>> START Provided data
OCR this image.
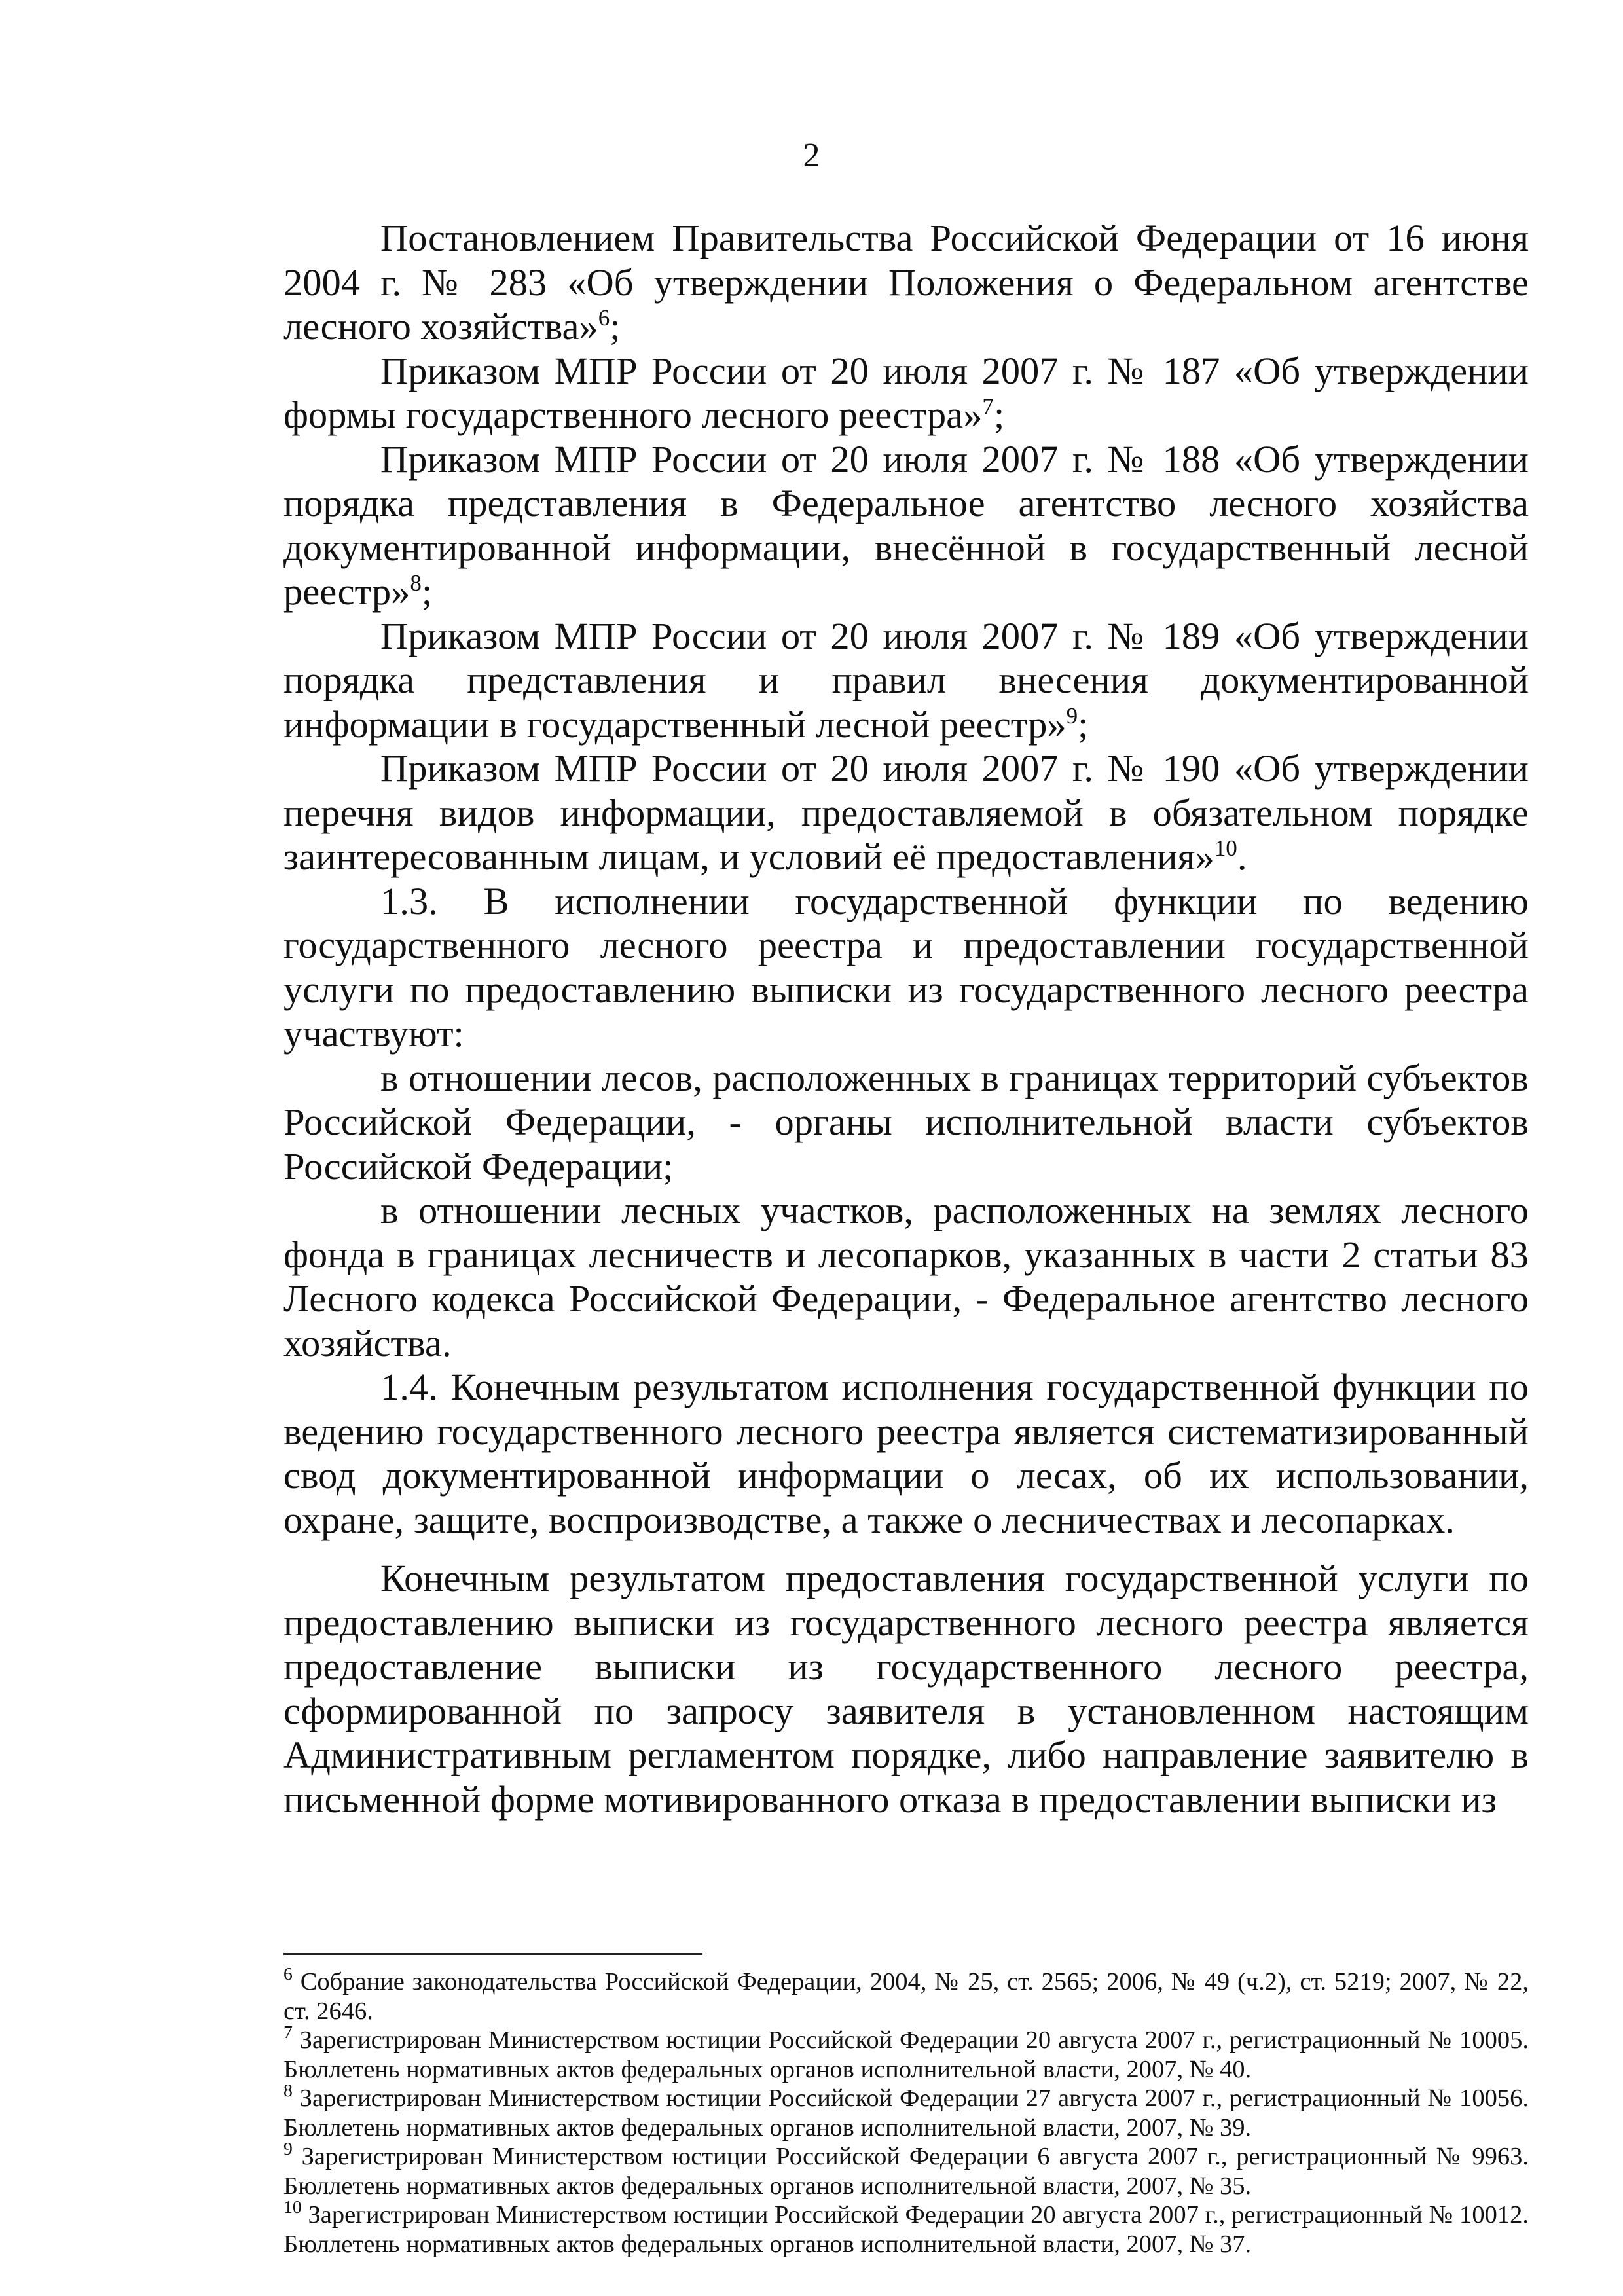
2

Постановлением Правительства Российской Федерации от 16 июня 2004 г. № 283 «Об утверждении Положения о Федеральном агентстве лесного хозяйства»$^6$;

Приказом МПР России от 20 июля 2007 г. № 187 «Об утверждении формы государственного лесного реестра»$^7$;

Приказом МПР России от 20 июля 2007 г. № 188 «Об утверждении порядка представления в Федеральное агентство лесного хозяйства документированной информации, внесённой в государственный лесной реестр»$^8$;

Приказом МПР России от 20 июля 2007 г. № 189 «Об утверждении порядка представления и правил внесения документированной информации в государственный лесной реестр»$^9$;

Приказом МПР России от 20 июля 2007 г. № 190 «Об утверждении перечня видов информации, предоставляемой в обязательном порядке заинтересованным лицам, и условий её предоставления»$^{10}$.

1.3. В исполнении государственной функции по ведению государственного лесного реестра и предоставлении государственной услуги по предоставлению выписки из государственного лесного реестра участвуют:

в отношении лесов, расположенных в границах территорий субъектов Российской Федерации, - органы исполнительной власти субъектов Российской Федерации;

в отношении лесных участков, расположенных на землях лесного фонда в границах лесничеств и лесопарков, указанных в части 2 статьи 83 Лесного кодекса Российской Федерации, - Федеральное агентство лесного хозяйства.

1.4. Конечным результатом исполнения государственной функции по ведению государственного лесного реестра является систематизированный свод документированной информации о лесах, об их использовании, охране, защите, воспроизводстве, а также о лесничествах и лесопарках.

Конечным результатом предоставления государственной услуги по предоставлению выписки из государственного лесного реестра является предоставление выписки из государственного лесного реестра, сформированной по запросу заявителя в установленном настоящим Административным регламентом порядке, либо направление заявителю в письменной форме мотивированного отказа в предоставлении выписки из

$^6$ Собрание законодательства Российской Федерации, 2004, № 25, ст. 2565; 2006, № 49 (ч.2), ст. 5219; 2007, № 22, ст. 2646.

$^7$ Зарегистрирован Министерством юстиции Российской Федерации 20 августа 2007 г., регистрационный № 10005. Бюллетень нормативных актов федеральных органов исполнительной власти, 2007, № 40.

$^8$ Зарегистрирован Министерством юстиции Российской Федерации 27 августа 2007 г., регистрационный № 10056. Бюллетень нормативных актов федеральных органов исполнительной власти, 2007, № 39.

$^9$ Зарегистрирован Министерством юстиции Российской Федерации 6 августа 2007 г., регистрационный № 9963. Бюллетень нормативных актов федеральных органов исполнительной власти, 2007, № 35.

$^{10}$ Зарегистрирован Министерством юстиции Российской Федерации 20 августа 2007 г., регистрационный № 10012. Бюллетень нормативных актов федеральных органов исполнительной власти, 2007, № 37.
>> END Provided data
- Direction: Pull out and copy each line containing the string "является".

- Right answer:
1.4. Конечным результатом исполнения государственной функции по ведению государственного лесного реестра является систематизированный свод документированной информации о лесах, об их использовании, охране, защите, воспроизводстве, а также о лесничествах и лесопарках.
Конечным результатом предоставления государственной услуги по предоставлению выписки из государственного лесного реестра является предоставление выписки из государственного лесного реестра, сформированной по запросу заявителя в установленном настоящим Административным регламентом порядке, либо направление заявителю в письменной форме мотивированного отказа в предоставлении выписки из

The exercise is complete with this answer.